_Prompt_
State only how many lines below include the string "label".
>> begin Material supplied
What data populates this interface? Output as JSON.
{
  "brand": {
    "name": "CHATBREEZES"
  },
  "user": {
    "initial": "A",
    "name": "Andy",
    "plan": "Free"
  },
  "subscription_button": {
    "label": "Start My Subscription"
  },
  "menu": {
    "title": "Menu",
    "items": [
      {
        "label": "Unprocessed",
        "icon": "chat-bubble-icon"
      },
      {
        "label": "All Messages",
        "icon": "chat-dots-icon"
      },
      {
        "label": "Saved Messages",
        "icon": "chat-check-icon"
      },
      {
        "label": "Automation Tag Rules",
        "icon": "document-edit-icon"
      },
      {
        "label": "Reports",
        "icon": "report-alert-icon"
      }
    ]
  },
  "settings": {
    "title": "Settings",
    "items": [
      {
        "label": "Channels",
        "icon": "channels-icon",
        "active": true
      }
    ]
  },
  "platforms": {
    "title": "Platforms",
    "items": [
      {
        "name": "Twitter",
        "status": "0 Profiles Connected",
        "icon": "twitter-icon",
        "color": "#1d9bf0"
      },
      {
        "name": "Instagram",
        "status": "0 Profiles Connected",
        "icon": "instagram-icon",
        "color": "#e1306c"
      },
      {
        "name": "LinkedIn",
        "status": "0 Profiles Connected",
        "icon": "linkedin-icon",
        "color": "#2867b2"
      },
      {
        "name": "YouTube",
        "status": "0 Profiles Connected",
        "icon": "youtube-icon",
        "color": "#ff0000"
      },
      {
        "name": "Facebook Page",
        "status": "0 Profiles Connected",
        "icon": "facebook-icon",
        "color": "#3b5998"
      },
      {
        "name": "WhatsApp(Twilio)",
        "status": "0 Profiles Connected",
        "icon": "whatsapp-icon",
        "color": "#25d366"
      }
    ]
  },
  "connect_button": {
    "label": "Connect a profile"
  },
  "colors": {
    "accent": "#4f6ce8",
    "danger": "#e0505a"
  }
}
>> end Material supplied
_The reply_
8